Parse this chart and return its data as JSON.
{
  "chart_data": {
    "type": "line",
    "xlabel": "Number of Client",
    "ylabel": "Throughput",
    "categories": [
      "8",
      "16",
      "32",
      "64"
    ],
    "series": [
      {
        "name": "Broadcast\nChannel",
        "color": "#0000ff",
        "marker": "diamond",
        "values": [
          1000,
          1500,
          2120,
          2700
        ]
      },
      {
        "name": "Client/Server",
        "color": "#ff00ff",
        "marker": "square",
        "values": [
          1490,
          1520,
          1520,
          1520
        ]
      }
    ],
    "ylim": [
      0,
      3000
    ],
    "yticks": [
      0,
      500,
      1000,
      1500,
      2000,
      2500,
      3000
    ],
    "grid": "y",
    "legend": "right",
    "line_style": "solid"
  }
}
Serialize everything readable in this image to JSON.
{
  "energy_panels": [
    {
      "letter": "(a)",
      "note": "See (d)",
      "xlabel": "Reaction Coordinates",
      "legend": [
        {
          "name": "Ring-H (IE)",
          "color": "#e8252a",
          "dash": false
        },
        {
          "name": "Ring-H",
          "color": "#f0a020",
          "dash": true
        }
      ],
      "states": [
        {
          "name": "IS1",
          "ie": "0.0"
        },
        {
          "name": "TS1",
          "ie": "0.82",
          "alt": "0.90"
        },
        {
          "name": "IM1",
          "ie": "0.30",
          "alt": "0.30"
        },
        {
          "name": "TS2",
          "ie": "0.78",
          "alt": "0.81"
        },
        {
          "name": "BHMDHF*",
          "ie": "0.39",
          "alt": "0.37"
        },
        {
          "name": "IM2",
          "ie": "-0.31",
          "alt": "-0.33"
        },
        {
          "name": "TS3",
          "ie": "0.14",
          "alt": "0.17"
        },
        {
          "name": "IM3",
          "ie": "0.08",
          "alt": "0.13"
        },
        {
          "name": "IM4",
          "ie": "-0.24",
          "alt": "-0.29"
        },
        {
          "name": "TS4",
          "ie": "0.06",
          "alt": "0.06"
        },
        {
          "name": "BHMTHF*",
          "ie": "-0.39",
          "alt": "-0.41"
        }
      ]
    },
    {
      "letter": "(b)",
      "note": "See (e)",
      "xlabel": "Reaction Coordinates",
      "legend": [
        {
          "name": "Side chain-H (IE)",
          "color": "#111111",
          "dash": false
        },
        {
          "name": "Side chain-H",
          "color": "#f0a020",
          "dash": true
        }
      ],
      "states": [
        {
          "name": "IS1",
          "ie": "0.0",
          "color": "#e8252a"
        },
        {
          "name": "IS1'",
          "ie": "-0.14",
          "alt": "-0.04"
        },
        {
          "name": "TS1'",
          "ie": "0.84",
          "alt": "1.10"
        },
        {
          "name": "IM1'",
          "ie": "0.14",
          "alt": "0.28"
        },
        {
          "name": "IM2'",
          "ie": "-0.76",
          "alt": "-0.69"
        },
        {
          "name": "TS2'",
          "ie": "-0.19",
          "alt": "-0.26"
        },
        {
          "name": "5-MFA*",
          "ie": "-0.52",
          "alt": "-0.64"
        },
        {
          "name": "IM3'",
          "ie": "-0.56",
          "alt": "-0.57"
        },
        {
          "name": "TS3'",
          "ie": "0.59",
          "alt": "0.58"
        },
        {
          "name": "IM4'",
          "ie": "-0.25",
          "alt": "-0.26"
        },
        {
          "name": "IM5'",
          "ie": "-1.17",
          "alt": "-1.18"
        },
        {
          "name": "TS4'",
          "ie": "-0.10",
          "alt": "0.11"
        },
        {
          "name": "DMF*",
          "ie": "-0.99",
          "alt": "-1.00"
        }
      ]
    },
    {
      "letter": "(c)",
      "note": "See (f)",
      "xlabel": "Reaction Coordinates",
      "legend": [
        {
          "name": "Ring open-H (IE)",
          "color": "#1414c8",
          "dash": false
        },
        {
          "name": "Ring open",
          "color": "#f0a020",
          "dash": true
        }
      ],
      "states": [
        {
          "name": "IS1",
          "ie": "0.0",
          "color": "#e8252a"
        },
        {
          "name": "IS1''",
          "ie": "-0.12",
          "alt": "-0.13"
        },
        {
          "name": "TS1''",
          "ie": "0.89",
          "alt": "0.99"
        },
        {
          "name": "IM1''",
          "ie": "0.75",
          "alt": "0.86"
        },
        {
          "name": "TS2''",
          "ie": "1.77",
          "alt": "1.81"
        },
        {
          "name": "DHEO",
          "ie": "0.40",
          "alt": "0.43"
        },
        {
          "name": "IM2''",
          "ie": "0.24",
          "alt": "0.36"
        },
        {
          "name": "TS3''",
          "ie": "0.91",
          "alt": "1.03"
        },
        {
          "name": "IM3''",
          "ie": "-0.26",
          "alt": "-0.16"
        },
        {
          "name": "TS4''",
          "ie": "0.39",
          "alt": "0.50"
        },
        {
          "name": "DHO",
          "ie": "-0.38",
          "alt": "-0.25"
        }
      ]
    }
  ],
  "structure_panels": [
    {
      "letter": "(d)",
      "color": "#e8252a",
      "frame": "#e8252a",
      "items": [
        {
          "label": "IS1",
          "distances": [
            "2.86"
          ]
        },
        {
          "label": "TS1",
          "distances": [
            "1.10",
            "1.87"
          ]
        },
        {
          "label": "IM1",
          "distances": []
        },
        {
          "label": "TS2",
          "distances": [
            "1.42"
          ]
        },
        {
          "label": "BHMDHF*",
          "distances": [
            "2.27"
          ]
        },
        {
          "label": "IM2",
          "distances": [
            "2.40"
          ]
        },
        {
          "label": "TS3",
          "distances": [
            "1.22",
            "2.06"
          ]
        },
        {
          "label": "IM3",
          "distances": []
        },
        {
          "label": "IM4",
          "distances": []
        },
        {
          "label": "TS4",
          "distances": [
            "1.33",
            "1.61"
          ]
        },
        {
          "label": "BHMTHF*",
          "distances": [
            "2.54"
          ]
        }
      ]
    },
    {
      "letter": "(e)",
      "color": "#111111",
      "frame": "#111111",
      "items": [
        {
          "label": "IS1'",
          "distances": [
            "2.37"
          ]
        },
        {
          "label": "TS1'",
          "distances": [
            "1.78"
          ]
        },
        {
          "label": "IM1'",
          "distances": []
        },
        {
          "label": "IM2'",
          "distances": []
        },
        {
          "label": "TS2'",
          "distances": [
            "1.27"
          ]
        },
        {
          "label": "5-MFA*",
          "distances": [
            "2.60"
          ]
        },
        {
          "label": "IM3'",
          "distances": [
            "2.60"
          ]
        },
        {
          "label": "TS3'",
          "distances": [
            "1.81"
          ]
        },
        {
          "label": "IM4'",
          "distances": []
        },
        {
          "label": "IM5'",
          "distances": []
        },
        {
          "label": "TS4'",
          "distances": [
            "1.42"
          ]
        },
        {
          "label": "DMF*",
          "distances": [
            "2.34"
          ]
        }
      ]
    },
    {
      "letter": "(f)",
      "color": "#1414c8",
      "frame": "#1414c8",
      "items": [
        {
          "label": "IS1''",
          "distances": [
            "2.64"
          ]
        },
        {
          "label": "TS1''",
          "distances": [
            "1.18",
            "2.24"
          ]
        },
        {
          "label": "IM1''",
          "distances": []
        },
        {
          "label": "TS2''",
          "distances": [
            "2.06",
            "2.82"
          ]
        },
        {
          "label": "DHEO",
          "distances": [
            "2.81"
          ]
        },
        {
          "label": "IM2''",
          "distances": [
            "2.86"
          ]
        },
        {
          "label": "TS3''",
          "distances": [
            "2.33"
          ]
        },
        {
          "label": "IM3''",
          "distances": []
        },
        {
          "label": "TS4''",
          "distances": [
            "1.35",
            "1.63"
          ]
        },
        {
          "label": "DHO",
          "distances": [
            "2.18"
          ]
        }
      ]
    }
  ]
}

§ DO THIS: Return all of the data word for word.

§ FULL RESPONSE:
Parse this chart and return its data as JSON.
{
  "chart_data": {
    "type": "line",
    "xlabel": "Number of Client",
    "ylabel": "Throughput",
    "categories": [
      "8",
      "16",
      "32",
      "64"
    ],
    "series": [
      {
        "name": "Broadcast\nChannel",
        "color": "#0000ff",
        "marker": "diamond",
        "values": [
          1000,
          1500,
          2120,
          2700
        ]
      },
      {
        "name": "Client/Server",
        "color": "#ff00ff",
        "marker": "square",
        "values": [
          1490,
          1520,
          1520,
          1520
        ]
      }
    ],
    "ylim": [
      0,
      3000
    ],
    "yticks": [
      0,
      500,
      1000,
      1500,
      2000,
      2500,
      3000
    ],
    "grid": "y",
    "legend": "right",
    "line_style": "solid"
  }
}
Serialize everything readable in this image to JSON.
{
  "energy_panels": [
    {
      "letter": "(a)",
      "note": "See (d)",
      "xlabel": "Reaction Coordinates",
      "legend": [
        {
          "name": "Ring-H (IE)",
          "color": "#e8252a",
          "dash": false
        },
        {
          "name": "Ring-H",
          "color": "#f0a020",
          "dash": true
        }
      ],
      "states": [
        {
          "name": "IS1",
          "ie": "0.0"
        },
        {
          "name": "TS1",
          "ie": "0.82",
          "alt": "0.90"
        },
        {
          "name": "IM1",
          "ie": "0.30",
          "alt": "0.30"
        },
        {
          "name": "TS2",
          "ie": "0.78",
          "alt": "0.81"
        },
        {
          "name": "BHMDHF*",
          "ie": "0.39",
          "alt": "0.37"
        },
        {
          "name": "IM2",
          "ie": "-0.31",
          "alt": "-0.33"
        },
        {
          "name": "TS3",
          "ie": "0.14",
          "alt": "0.17"
        },
        {
          "name": "IM3",
          "ie": "0.08",
          "alt": "0.13"
        },
        {
          "name": "IM4",
          "ie": "-0.24",
          "alt": "-0.29"
        },
        {
          "name": "TS4",
          "ie": "0.06",
          "alt": "0.06"
        },
        {
          "name": "BHMTHF*",
          "ie": "-0.39",
          "alt": "-0.41"
        }
      ]
    },
    {
      "letter": "(b)",
      "note": "See (e)",
      "xlabel": "Reaction Coordinates",
      "legend": [
        {
          "name": "Side chain-H (IE)",
          "color": "#111111",
          "dash": false
        },
        {
          "name": "Side chain-H",
          "color": "#f0a020",
          "dash": true
        }
      ],
      "states": [
        {
          "name": "IS1",
          "ie": "0.0",
          "color": "#e8252a"
        },
        {
          "name": "IS1'",
          "ie": "-0.14",
          "alt": "-0.04"
        },
        {
          "name": "TS1'",
          "ie": "0.84",
          "alt": "1.10"
        },
        {
          "name": "IM1'",
          "ie": "0.14",
          "alt": "0.28"
        },
        {
          "name": "IM2'",
          "ie": "-0.76",
          "alt": "-0.69"
        },
        {
          "name": "TS2'",
          "ie": "-0.19",
          "alt": "-0.26"
        },
        {
          "name": "5-MFA*",
          "ie": "-0.52",
          "alt": "-0.64"
        },
        {
          "name": "IM3'",
          "ie": "-0.56",
          "alt": "-0.57"
        },
        {
          "name": "TS3'",
          "ie": "0.59",
          "alt": "0.58"
        },
        {
          "name": "IM4'",
          "ie": "-0.25",
          "alt": "-0.26"
        },
        {
          "name": "IM5'",
          "ie": "-1.17",
          "alt": "-1.18"
        },
        {
          "name": "TS4'",
          "ie": "-0.10",
          "alt": "0.11"
        },
        {
          "name": "DMF*",
          "ie": "-0.99",
          "alt": "-1.00"
        }
      ]
    },
    {
      "letter": "(c)",
      "note": "See (f)",
      "xlabel": "Reaction Coordinates",
      "legend": [
        {
          "name": "Ring open-H (IE)",
          "color": "#1414c8",
          "dash": false
        },
        {
          "name": "Ring open",
          "color": "#f0a020",
          "dash": true
        }
      ],
      "states": [
        {
          "name": "IS1",
          "ie": "0.0",
          "color": "#e8252a"
        },
        {
          "name": "IS1''",
          "ie": "-0.12",
          "alt": "-0.13"
        },
        {
          "name": "TS1''",
          "ie": "0.89",
          "alt": "0.99"
        },
        {
          "name": "IM1''",
          "ie": "0.75",
          "alt": "0.86"
        },
        {
          "name": "TS2''",
          "ie": "1.77",
          "alt": "1.81"
        },
        {
          "name": "DHEO",
          "ie": "0.40",
          "alt": "0.43"
        },
        {
          "name": "IM2''",
          "ie": "0.24",
          "alt": "0.36"
        },
        {
          "name": "TS3''",
          "ie": "0.91",
          "alt": "1.03"
        },
        {
          "name": "IM3''",
          "ie": "-0.26",
          "alt": "-0.16"
        },
        {
          "name": "TS4''",
          "ie": "0.39",
          "alt": "0.50"
        },
        {
          "name": "DHO",
          "ie": "-0.38",
          "alt": "-0.25"
        }
      ]
    }
  ],
  "structure_panels": [
    {
      "letter": "(d)",
      "color": "#e8252a",
      "frame": "#e8252a",
      "items": [
        {
          "label": "IS1",
          "distances": [
            "2.86"
          ]
        },
        {
          "label": "TS1",
          "distances": [
            "1.10",
            "1.87"
          ]
        },
        {
          "label": "IM1",
          "distances": []
        },
        {
          "label": "TS2",
          "distances": [
            "1.42"
          ]
        },
        {
          "label": "BHMDHF*",
          "distances": [
            "2.27"
          ]
        },
        {
          "label": "IM2",
          "distances": [
            "2.40"
          ]
        },
        {
          "label": "TS3",
          "distances": [
            "1.22",
            "2.06"
          ]
        },
        {
          "label": "IM3",
          "distances": []
        },
        {
          "label": "IM4",
          "distances": []
        },
        {
          "label": "TS4",
          "distances": [
            "1.33",
            "1.61"
          ]
        },
        {
          "label": "BHMTHF*",
          "distances": [
            "2.54"
          ]
        }
      ]
    },
    {
      "letter": "(e)",
      "color": "#111111",
      "frame": "#111111",
      "items": [
        {
          "label": "IS1'",
          "distances": [
            "2.37"
          ]
        },
        {
          "label": "TS1'",
          "distances": [
            "1.78"
          ]
        },
        {
          "label": "IM1'",
          "distances": []
        },
        {
          "label": "IM2'",
          "distances": []
        },
        {
          "label": "TS2'",
          "distances": [
            "1.27"
          ]
        },
        {
          "label": "5-MFA*",
          "distances": [
            "2.60"
          ]
        },
        {
          "label": "IM3'",
          "distances": [
            "2.60"
          ]
        },
        {
          "label": "TS3'",
          "distances": [
            "1.81"
          ]
        },
        {
          "label": "IM4'",
          "distances": []
        },
        {
          "label": "IM5'",
          "distances": []
        },
        {
          "label": "TS4'",
          "distances": [
            "1.42"
          ]
        },
        {
          "label": "DMF*",
          "distances": [
            "2.34"
          ]
        }
      ]
    },
    {
      "letter": "(f)",
      "color": "#1414c8",
      "frame": "#1414c8",
      "items": [
        {
          "label": "IS1''",
          "distances": [
            "2.64"
          ]
        },
        {
          "label": "TS1''",
          "distances": [
            "1.18",
            "2.24"
          ]
        },
        {
          "label": "IM1''",
          "distances": []
        },
        {
          "label": "TS2''",
          "distances": [
            "2.06",
            "2.82"
          ]
        },
        {
          "label": "DHEO",
          "distances": [
            "2.81"
          ]
        },
        {
          "label": "IM2''",
          "distances": [
            "2.86"
          ]
        },
        {
          "label": "TS3''",
          "distances": [
            "2.33"
          ]
        },
        {
          "label": "IM3''",
          "distances": []
        },
        {
          "label": "TS4''",
          "distances": [
            "1.35",
            "1.63"
          ]
        },
        {
          "label": "DHO",
          "distances": [
            "2.18"
          ]
        }
      ]
    }
  ]
}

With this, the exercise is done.